§ **Material for this task**:
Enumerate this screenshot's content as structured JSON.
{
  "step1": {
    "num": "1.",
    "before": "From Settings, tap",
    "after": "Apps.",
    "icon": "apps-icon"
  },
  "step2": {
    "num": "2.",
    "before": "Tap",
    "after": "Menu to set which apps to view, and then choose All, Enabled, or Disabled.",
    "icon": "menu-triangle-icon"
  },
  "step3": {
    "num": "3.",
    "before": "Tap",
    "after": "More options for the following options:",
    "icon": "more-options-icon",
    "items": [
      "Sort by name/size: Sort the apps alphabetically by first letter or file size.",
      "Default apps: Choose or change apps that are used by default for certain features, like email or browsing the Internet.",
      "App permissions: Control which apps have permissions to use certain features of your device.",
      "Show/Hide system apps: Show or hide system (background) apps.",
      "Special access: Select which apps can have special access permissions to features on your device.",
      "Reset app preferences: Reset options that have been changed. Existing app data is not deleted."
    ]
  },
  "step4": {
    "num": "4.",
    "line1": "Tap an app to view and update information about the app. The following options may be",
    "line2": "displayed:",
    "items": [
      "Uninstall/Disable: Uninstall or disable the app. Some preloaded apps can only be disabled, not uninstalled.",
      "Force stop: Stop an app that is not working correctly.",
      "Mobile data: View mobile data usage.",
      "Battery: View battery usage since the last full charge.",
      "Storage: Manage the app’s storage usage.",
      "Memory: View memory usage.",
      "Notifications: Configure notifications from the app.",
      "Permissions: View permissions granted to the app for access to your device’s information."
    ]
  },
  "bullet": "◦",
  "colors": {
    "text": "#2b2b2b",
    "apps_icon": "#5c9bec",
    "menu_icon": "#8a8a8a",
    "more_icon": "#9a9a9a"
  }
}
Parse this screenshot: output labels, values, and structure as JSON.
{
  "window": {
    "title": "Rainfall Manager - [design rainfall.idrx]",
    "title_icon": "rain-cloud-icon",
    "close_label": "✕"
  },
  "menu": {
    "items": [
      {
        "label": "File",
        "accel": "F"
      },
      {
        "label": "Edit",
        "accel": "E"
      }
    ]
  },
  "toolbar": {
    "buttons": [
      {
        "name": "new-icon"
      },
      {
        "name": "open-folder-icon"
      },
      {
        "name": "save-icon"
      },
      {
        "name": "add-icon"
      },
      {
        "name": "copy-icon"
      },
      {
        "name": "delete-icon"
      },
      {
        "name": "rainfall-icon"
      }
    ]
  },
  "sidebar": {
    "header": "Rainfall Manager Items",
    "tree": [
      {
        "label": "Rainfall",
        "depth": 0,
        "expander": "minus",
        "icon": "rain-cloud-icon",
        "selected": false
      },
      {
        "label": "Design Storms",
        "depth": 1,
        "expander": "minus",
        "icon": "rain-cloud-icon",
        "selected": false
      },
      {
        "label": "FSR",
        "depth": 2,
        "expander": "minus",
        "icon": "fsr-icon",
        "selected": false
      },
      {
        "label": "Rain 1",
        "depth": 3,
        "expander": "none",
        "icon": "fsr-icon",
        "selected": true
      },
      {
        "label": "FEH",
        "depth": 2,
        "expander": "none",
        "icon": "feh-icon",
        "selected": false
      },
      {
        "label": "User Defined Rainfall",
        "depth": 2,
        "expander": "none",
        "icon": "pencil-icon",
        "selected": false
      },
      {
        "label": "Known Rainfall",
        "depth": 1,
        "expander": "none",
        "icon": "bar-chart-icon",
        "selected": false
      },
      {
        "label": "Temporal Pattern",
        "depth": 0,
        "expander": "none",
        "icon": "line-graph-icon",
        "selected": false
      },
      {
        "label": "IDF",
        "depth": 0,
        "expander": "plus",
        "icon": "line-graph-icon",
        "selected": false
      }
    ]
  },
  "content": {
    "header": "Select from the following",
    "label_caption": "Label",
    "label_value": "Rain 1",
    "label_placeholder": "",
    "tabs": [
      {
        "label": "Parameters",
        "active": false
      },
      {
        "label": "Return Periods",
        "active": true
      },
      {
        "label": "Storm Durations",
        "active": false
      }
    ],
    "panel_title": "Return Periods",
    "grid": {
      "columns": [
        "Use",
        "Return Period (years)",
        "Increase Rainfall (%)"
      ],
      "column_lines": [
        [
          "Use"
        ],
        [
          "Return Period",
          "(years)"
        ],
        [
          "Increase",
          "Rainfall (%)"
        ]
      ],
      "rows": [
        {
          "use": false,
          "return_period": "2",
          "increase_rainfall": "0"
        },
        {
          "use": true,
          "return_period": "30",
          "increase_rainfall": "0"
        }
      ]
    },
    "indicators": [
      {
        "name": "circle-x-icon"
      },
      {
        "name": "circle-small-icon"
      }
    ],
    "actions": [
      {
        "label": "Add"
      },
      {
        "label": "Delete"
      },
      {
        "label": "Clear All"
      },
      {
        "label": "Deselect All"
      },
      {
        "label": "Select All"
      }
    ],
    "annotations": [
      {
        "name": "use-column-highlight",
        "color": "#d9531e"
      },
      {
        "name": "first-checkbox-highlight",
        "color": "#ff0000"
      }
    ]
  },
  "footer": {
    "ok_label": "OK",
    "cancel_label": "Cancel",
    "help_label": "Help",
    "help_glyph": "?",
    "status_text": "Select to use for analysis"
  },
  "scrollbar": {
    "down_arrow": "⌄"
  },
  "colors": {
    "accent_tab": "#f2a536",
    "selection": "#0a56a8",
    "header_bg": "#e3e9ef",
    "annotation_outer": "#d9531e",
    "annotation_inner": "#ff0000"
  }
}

§ **Instruction**:
All entries must be repeated verbatim.

§ **Completed exercise**:
Enumerate this screenshot's content as structured JSON.
{
  "step1": {
    "num": "1.",
    "before": "From Settings, tap",
    "after": "Apps.",
    "icon": "apps-icon"
  },
  "step2": {
    "num": "2.",
    "before": "Tap",
    "after": "Menu to set which apps to view, and then choose All, Enabled, or Disabled.",
    "icon": "menu-triangle-icon"
  },
  "step3": {
    "num": "3.",
    "before": "Tap",
    "after": "More options for the following options:",
    "icon": "more-options-icon",
    "items": [
      "Sort by name/size: Sort the apps alphabetically by first letter or file size.",
      "Default apps: Choose or change apps that are used by default for certain features, like email or browsing the Internet.",
      "App permissions: Control which apps have permissions to use certain features of your device.",
      "Show/Hide system apps: Show or hide system (background) apps.",
      "Special access: Select which apps can have special access permissions to features on your device.",
      "Reset app preferences: Reset options that have been changed. Existing app data is not deleted."
    ]
  },
  "step4": {
    "num": "4.",
    "line1": "Tap an app to view and update information about the app. The following options may be",
    "line2": "displayed:",
    "items": [
      "Uninstall/Disable: Uninstall or disable the app. Some preloaded apps can only be disabled, not uninstalled.",
      "Force stop: Stop an app that is not working correctly.",
      "Mobile data: View mobile data usage.",
      "Battery: View battery usage since the last full charge.",
      "Storage: Manage the app’s storage usage.",
      "Memory: View memory usage.",
      "Notifications: Configure notifications from the app.",
      "Permissions: View permissions granted to the app for access to your device’s information."
    ]
  },
  "bullet": "◦",
  "colors": {
    "text": "#2b2b2b",
    "apps_icon": "#5c9bec",
    "menu_icon": "#8a8a8a",
    "more_icon": "#9a9a9a"
  }
}
Parse this screenshot: output labels, values, and structure as JSON.
{
  "window": {
    "title": "Rainfall Manager - [design rainfall.idrx]",
    "title_icon": "rain-cloud-icon",
    "close_label": "✕"
  },
  "menu": {
    "items": [
      {
        "label": "File",
        "accel": "F"
      },
      {
        "label": "Edit",
        "accel": "E"
      }
    ]
  },
  "toolbar": {
    "buttons": [
      {
        "name": "new-icon"
      },
      {
        "name": "open-folder-icon"
      },
      {
        "name": "save-icon"
      },
      {
        "name": "add-icon"
      },
      {
        "name": "copy-icon"
      },
      {
        "name": "delete-icon"
      },
      {
        "name": "rainfall-icon"
      }
    ]
  },
  "sidebar": {
    "header": "Rainfall Manager Items",
    "tree": [
      {
        "label": "Rainfall",
        "depth": 0,
        "expander": "minus",
        "icon": "rain-cloud-icon",
        "selected": false
      },
      {
        "label": "Design Storms",
        "depth": 1,
        "expander": "minus",
        "icon": "rain-cloud-icon",
        "selected": false
      },
      {
        "label": "FSR",
        "depth": 2,
        "expander": "minus",
        "icon": "fsr-icon",
        "selected": false
      },
      {
        "label": "Rain 1",
        "depth": 3,
        "expander": "none",
        "icon": "fsr-icon",
        "selected": true
      },
      {
        "label": "FEH",
        "depth": 2,
        "expander": "none",
        "icon": "feh-icon",
        "selected": false
      },
      {
        "label": "User Defined Rainfall",
        "depth": 2,
        "expander": "none",
        "icon": "pencil-icon",
        "selected": false
      },
      {
        "label": "Known Rainfall",
        "depth": 1,
        "expander": "none",
        "icon": "bar-chart-icon",
        "selected": false
      },
      {
        "label": "Temporal Pattern",
        "depth": 0,
        "expander": "none",
        "icon": "line-graph-icon",
        "selected": false
      },
      {
        "label": "IDF",
        "depth": 0,
        "expander": "plus",
        "icon": "line-graph-icon",
        "selected": false
      }
    ]
  },
  "content": {
    "header": "Select from the following",
    "label_caption": "Label",
    "label_value": "Rain 1",
    "label_placeholder": "",
    "tabs": [
      {
        "label": "Parameters",
        "active": false
      },
      {
        "label": "Return Periods",
        "active": true
      },
      {
        "label": "Storm Durations",
        "active": false
      }
    ],
    "panel_title": "Return Periods",
    "grid": {
      "columns": [
        "Use",
        "Return Period (years)",
        "Increase Rainfall (%)"
      ],
      "column_lines": [
        [
          "Use"
        ],
        [
          "Return Period",
          "(years)"
        ],
        [
          "Increase",
          "Rainfall (%)"
        ]
      ],
      "rows": [
        {
          "use": false,
          "return_period": "2",
          "increase_rainfall": "0"
        },
        {
          "use": true,
          "return_period": "30",
          "increase_rainfall": "0"
        }
      ]
    },
    "indicators": [
      {
        "name": "circle-x-icon"
      },
      {
        "name": "circle-small-icon"
      }
    ],
    "actions": [
      {
        "label": "Add"
      },
      {
        "label": "Delete"
      },
      {
        "label": "Clear All"
      },
      {
        "label": "Deselect All"
      },
      {
        "label": "Select All"
      }
    ],
    "annotations": [
      {
        "name": "use-column-highlight",
        "color": "#d9531e"
      },
      {
        "name": "first-checkbox-highlight",
        "color": "#ff0000"
      }
    ]
  },
  "footer": {
    "ok_label": "OK",
    "cancel_label": "Cancel",
    "help_label": "Help",
    "help_glyph": "?",
    "status_text": "Select to use for analysis"
  },
  "scrollbar": {
    "down_arrow": "⌄"
  },
  "colors": {
    "accent_tab": "#f2a536",
    "selection": "#0a56a8",
    "header_bg": "#e3e9ef",
    "annotation_outer": "#d9531e",
    "annotation_inner": "#ff0000"
  }
}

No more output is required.